▸ **To be done**
a) In the forum thread on Merida bikes, reproduce the passage starting with "Im just interested" and going on through "November. great ride.", replacing "November" with "December".
b) According to the forum thread on Merida bikes, how many bikes does Merida produce per hour?
c) Name every Merida road bike range mentioned in the forum thread on Merida bikes.

▸ **Text excerpt**

# Got any thoughts on Merida Bikes?



## BigonaBianchi (2 Feb 2015)

Im just interested in what the general view/perception of Meridas road bike range is from the gallery?


----------



## toeknee (2 Feb 2015)

Brilliant.......here's mine , bought in November. great ride.


----------



## shouldbeinbed (2 Feb 2015)

Seem very good, my LBS whom I rate highly stock and like them.


----------



## shadow master (2 Feb 2015)

Merida is the second largest bike manufacturer in the world,They produce 350 an hour,half for there own brand,and the other half for other brands specialized being the one you've heard of.(which merida own a large share in)
They offer lifetime guarantee on All frames including carbon!The bikes are top notch and use all the latest technology in the frame's, internal cables,nano carbon,dual chamber,flax fibres etc...They will not use 7005 alloy because its not suitable for modern hydro forming methods(cube take note)They use shimano almost exclusively due to back up being reliable all around the world.The new reactor range is well worth a look if your into aero bikes,Scultura if you race,and the Ride range is more sportive orientated.


----------



## Levo-Lon (2 Feb 2015)

I had a good look at them when I was in the market for a road bike.

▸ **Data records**
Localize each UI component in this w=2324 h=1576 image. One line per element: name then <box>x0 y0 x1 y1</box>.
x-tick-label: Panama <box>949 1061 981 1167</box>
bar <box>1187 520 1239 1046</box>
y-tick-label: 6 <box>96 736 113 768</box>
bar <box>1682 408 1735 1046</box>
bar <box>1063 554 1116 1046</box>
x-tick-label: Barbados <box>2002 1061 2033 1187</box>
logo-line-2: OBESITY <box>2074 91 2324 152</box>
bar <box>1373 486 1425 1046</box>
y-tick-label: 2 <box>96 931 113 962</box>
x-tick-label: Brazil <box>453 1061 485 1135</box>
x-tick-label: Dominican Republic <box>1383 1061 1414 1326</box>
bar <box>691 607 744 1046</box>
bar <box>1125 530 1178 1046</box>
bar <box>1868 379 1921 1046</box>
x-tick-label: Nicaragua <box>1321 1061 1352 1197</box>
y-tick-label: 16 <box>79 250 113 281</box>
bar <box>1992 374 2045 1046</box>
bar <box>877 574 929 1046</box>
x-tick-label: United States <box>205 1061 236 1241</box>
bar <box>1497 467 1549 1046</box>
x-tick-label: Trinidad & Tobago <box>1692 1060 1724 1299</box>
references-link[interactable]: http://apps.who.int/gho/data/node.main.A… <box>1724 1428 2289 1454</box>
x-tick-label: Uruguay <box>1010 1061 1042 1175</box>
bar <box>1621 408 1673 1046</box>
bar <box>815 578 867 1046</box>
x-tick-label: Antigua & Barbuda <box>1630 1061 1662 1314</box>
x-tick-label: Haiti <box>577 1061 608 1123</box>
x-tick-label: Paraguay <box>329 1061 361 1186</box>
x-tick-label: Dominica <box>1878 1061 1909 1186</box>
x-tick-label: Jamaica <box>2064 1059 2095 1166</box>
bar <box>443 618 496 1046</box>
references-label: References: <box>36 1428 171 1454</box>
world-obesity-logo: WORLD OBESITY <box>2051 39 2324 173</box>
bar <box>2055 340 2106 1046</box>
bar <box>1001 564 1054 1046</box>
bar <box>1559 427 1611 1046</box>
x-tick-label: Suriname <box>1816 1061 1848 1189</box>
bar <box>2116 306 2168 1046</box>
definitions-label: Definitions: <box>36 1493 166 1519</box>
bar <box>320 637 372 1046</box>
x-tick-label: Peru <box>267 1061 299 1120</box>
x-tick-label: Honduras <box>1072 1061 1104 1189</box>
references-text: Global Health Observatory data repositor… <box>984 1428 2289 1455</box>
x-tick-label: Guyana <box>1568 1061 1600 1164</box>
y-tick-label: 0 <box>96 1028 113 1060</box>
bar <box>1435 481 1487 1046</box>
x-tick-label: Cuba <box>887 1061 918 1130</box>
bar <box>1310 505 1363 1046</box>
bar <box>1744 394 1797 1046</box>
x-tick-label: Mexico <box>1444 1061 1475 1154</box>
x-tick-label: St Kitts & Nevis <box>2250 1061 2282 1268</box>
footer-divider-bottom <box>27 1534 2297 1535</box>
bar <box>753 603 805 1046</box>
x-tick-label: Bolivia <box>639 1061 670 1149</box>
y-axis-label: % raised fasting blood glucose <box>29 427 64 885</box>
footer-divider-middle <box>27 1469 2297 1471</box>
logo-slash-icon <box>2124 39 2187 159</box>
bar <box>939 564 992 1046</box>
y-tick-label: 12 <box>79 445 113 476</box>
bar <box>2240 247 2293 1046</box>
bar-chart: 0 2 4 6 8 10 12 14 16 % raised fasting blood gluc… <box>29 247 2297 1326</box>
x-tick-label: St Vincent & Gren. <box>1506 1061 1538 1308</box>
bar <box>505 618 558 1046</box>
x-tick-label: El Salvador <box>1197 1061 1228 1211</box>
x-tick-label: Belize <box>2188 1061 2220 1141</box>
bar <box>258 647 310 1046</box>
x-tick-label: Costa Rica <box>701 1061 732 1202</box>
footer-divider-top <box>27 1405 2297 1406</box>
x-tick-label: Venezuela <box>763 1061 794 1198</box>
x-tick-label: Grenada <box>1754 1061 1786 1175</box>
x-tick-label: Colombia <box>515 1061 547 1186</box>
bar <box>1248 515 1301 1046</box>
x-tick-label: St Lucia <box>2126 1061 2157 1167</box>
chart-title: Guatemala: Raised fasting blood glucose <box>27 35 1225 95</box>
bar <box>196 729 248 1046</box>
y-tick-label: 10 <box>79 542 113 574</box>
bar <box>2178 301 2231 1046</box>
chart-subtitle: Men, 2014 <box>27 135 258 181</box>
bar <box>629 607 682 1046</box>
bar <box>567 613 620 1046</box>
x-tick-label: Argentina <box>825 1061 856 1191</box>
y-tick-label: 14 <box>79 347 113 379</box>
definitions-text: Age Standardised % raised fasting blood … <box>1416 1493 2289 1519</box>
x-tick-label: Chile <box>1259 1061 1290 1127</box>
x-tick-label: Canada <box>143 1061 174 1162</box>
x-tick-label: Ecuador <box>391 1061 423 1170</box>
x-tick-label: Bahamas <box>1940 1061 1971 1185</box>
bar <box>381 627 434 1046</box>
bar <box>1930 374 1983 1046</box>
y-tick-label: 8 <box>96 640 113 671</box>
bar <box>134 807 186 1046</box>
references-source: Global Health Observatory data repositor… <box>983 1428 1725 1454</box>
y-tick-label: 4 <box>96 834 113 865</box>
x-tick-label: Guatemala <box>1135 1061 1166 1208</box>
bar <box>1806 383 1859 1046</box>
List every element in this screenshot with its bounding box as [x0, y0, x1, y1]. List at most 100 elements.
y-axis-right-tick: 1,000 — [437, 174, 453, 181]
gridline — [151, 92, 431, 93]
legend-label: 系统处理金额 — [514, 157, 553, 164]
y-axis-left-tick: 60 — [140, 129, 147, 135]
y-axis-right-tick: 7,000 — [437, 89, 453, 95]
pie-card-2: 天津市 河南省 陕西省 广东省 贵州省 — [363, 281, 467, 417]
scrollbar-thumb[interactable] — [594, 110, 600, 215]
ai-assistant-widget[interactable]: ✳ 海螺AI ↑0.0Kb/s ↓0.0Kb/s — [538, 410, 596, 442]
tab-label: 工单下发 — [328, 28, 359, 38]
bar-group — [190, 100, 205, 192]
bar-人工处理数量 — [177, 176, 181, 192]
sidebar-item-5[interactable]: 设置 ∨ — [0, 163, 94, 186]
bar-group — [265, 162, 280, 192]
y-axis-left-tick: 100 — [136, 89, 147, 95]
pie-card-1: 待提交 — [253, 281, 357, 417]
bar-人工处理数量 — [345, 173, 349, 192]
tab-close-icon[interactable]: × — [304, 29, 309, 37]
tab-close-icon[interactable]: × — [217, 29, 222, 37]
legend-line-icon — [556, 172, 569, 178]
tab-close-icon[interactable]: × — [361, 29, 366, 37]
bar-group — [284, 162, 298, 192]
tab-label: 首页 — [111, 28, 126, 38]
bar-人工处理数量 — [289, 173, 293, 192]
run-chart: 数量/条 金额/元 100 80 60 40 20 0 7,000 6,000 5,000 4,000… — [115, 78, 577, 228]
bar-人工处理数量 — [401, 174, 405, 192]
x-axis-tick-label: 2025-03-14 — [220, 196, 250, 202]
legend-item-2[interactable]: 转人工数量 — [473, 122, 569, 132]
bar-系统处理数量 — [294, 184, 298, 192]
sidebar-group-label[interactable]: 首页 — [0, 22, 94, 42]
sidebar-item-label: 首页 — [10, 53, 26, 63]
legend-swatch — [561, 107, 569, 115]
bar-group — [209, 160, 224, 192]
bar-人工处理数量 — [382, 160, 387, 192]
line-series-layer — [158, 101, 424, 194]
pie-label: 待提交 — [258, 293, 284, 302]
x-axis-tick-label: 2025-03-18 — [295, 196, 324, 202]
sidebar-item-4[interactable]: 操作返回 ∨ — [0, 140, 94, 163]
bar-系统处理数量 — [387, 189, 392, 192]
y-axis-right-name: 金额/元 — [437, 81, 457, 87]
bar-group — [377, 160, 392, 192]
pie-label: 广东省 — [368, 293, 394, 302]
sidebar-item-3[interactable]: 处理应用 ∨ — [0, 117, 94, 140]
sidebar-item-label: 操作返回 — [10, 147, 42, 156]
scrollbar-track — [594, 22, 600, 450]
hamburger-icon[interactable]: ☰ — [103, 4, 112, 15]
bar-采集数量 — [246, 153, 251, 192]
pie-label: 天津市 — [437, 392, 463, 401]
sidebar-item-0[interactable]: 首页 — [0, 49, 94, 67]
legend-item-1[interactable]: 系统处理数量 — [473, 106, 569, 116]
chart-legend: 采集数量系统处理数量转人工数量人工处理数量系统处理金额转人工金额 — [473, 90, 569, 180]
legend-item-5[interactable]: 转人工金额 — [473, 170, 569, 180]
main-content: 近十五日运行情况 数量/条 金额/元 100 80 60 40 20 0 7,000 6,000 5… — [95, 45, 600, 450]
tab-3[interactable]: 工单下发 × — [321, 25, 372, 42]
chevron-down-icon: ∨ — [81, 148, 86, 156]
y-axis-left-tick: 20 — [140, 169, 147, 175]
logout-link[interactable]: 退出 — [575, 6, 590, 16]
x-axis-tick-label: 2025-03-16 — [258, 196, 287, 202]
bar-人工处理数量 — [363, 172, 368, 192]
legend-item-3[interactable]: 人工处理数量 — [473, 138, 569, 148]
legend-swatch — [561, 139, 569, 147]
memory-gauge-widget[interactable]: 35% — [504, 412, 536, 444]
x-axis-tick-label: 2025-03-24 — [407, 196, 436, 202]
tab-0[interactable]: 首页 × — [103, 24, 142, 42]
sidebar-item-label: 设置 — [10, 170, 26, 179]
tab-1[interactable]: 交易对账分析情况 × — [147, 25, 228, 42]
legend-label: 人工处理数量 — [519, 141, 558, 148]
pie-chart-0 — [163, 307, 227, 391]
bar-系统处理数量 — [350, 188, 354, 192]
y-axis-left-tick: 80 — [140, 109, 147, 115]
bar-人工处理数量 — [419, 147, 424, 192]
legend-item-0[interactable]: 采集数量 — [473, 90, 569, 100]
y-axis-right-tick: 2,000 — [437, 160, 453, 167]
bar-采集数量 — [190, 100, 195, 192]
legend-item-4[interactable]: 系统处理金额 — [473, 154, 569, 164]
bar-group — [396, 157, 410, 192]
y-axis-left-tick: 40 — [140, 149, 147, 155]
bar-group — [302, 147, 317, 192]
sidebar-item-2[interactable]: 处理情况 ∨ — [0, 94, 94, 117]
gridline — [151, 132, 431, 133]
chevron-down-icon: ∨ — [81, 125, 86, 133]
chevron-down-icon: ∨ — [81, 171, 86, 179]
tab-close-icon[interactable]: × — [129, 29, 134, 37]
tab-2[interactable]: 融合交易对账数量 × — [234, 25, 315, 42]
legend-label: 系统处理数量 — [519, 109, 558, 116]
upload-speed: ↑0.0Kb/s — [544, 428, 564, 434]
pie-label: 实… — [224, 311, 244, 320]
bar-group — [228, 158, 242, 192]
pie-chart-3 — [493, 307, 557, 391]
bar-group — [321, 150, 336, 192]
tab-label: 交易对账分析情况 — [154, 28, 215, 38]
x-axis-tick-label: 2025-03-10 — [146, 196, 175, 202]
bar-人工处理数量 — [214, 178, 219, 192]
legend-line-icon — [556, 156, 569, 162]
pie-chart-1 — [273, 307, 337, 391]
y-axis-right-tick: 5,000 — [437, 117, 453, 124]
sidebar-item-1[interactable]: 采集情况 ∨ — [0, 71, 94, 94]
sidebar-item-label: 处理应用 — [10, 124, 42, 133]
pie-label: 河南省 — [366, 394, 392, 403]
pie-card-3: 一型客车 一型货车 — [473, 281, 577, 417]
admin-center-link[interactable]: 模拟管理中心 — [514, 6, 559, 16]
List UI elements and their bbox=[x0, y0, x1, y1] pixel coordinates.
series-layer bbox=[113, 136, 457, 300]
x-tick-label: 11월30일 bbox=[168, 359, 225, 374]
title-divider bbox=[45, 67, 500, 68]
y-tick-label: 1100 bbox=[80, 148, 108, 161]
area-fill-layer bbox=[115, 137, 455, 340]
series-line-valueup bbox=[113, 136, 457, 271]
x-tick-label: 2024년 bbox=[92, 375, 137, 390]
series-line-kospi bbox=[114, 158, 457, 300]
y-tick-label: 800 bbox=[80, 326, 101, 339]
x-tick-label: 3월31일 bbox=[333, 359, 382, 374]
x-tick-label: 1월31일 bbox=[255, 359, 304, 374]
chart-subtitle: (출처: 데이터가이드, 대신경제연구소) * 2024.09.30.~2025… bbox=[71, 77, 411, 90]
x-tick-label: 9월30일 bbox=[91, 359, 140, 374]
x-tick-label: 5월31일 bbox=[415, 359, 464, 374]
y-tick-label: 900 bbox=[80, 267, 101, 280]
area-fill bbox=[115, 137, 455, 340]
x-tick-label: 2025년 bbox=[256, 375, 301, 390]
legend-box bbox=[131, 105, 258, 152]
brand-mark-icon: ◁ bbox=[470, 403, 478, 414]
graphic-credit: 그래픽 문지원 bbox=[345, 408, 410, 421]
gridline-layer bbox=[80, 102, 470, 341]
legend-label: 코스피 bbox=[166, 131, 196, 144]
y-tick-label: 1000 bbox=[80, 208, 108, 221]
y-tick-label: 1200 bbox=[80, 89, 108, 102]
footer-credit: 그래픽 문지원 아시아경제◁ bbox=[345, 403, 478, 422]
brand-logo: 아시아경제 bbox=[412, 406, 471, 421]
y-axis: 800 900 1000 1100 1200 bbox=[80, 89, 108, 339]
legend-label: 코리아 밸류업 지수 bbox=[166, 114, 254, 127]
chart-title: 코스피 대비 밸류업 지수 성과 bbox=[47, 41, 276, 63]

▸ **The responses**
a)
Im just interested in what the general view/perception of Meridas road bike range is from the gallery?


----------



## toeknee (2 Feb 2015)

Brilliant.......here's mine , bought in December. great ride.

b) 350 an hour.

c) Reactor, Scultura, Ride